_Brief_: Write out the material again word for word, dropping any images it holds.

-- start Provided entries --

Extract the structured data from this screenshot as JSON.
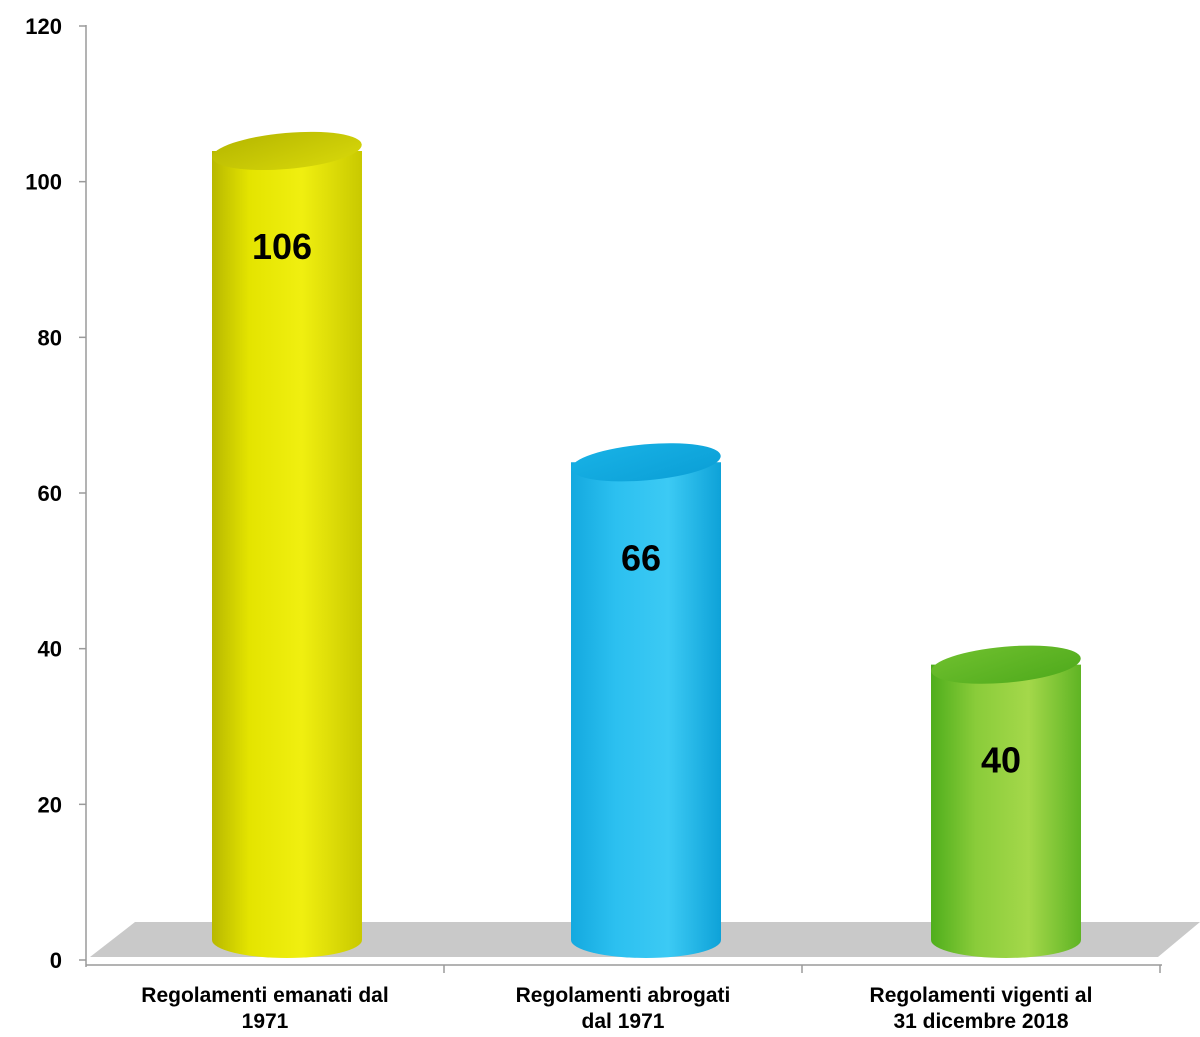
{
  "chart_data": {
    "type": "bar",
    "categories": [
      [
        "Regolamenti emanati dal",
        "1971"
      ],
      [
        "Regolamenti abrogati",
        "dal 1971"
      ],
      [
        "Regolamenti vigenti al",
        "31 dicembre 2018"
      ]
    ],
    "values": [
      106,
      66,
      40
    ],
    "data_labels": [
      "106",
      "66",
      "40"
    ],
    "bar_colors": [
      "#e6e600",
      "#22bdf0",
      "#7ccf2a"
    ],
    "bar_style": "3d-cylinder",
    "y_ticks": [
      "0",
      "20",
      "40",
      "60",
      "80",
      "100",
      "120"
    ],
    "ylim": [
      0,
      120
    ],
    "title": "",
    "xlabel": "",
    "ylabel": "",
    "grid": false,
    "legend": "none"
  }
}
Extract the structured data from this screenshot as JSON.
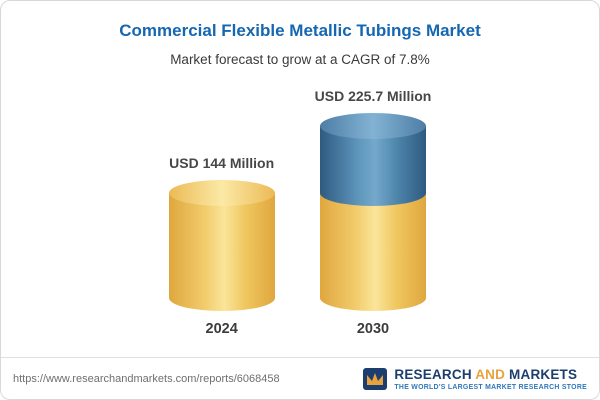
{
  "chart_data": {
    "type": "bar",
    "title": "Commercial Flexible Metallic Tubings Market",
    "subtitle": "Market forecast to grow at a CAGR of 7.8%",
    "categories": [
      "2024",
      "2030"
    ],
    "values": [
      144,
      225.7
    ],
    "value_labels": [
      "USD 144 Million",
      "USD 225.7 Million"
    ],
    "series": [
      {
        "name": "2024 base segment (yellow)",
        "values": [
          144,
          144
        ]
      },
      {
        "name": "growth to 2030 segment (blue)",
        "values": [
          0,
          81.7
        ]
      }
    ],
    "xlabel": "",
    "ylabel": "USD Million",
    "ylim": [
      0,
      240
    ],
    "grid": false,
    "legend": false,
    "colors": {
      "base": "#F3CD6E",
      "growth": "#4E86AC"
    }
  },
  "footer": {
    "url": "https://www.researchandmarkets.com/reports/6068458",
    "logo": {
      "line1_part1": "RESEARCH",
      "line1_part2": "AND",
      "line1_part3": "MARKETS",
      "tagline": "THE WORLD'S LARGEST MARKET RESEARCH STORE"
    }
  },
  "colors": {
    "title_blue": "#1567B2",
    "navy": "#1C3E6E",
    "gold": "#E8A33D",
    "tagline_blue": "#2F77BC"
  }
}
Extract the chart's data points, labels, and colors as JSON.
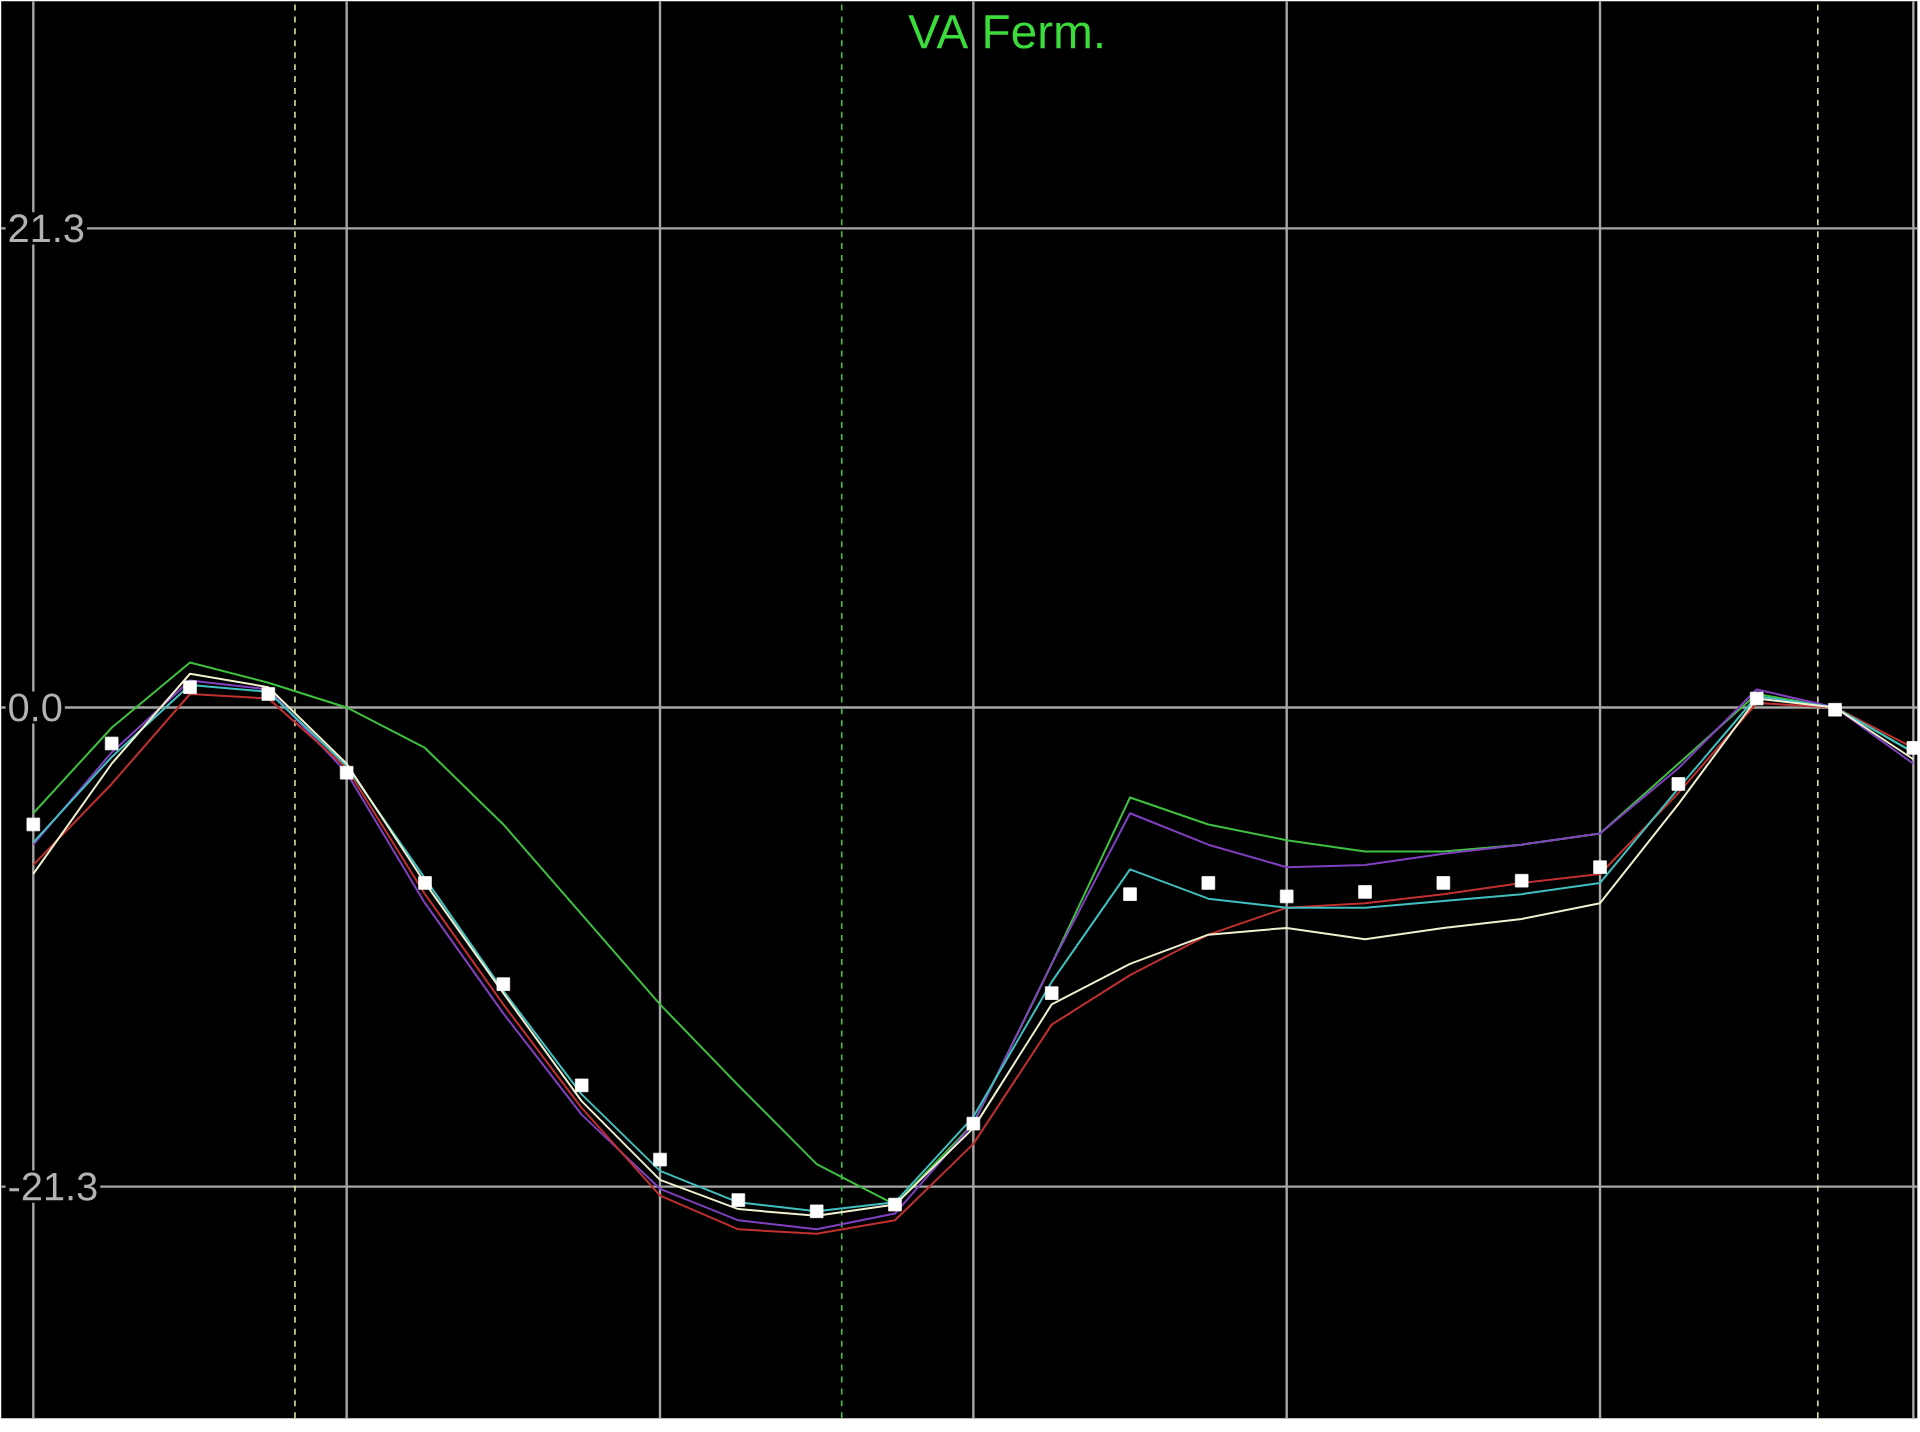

-- end Provided entries --

_Exercise output_:
Extract the structured data from this screenshot as JSON.
{
  "chart_data": {
    "type": "bar",
    "categories": [
      [
        "Regolamenti emanati dal",
        "1971"
      ],
      [
        "Regolamenti abrogati",
        "dal 1971"
      ],
      [
        "Regolamenti vigenti al",
        "31 dicembre 2018"
      ]
    ],
    "values": [
      106,
      66,
      40
    ],
    "data_labels": [
      "106",
      "66",
      "40"
    ],
    "bar_colors": [
      "#e6e600",
      "#22bdf0",
      "#7ccf2a"
    ],
    "bar_style": "3d-cylinder",
    "y_ticks": [
      "0",
      "20",
      "40",
      "60",
      "80",
      "100",
      "120"
    ],
    "ylim": [
      0,
      120
    ],
    "title": "",
    "xlabel": "",
    "ylabel": "",
    "grid": false,
    "legend": "none"
  }
}
Extract the structured data from this screenshot as JSON.
{
  "chart_data": {
    "type": "bar",
    "title": "Commercial Flexible Metallic Tubings Market",
    "subtitle": "Market forecast to grow at a CAGR of 7.8%",
    "categories": [
      "2024",
      "2030"
    ],
    "values": [
      144,
      225.7
    ],
    "value_labels": [
      "USD 144 Million",
      "USD 225.7 Million"
    ],
    "series": [
      {
        "name": "2024 base segment (yellow)",
        "values": [
          144,
          144
        ]
      },
      {
        "name": "growth to 2030 segment (blue)",
        "values": [
          0,
          81.7
        ]
      }
    ],
    "xlabel": "",
    "ylabel": "USD Million",
    "ylim": [
      0,
      240
    ],
    "grid": false,
    "legend": false,
    "colors": {
      "base": "#F3CD6E",
      "growth": "#4E86AC"
    }
  },
  "footer": {
    "url": "https://www.researchandmarkets.com/reports/6068458",
    "logo": {
      "line1_part1": "RESEARCH",
      "line1_part2": "AND",
      "line1_part3": "MARKETS",
      "tagline": "THE WORLD'S LARGEST MARKET RESEARCH STORE"
    }
  },
  "colors": {
    "title_blue": "#1567B2",
    "navy": "#1C3E6E",
    "gold": "#E8A33D",
    "tagline_blue": "#2F77BC"
  }
}
Extract the chart's data points, labels, and colors as JSON.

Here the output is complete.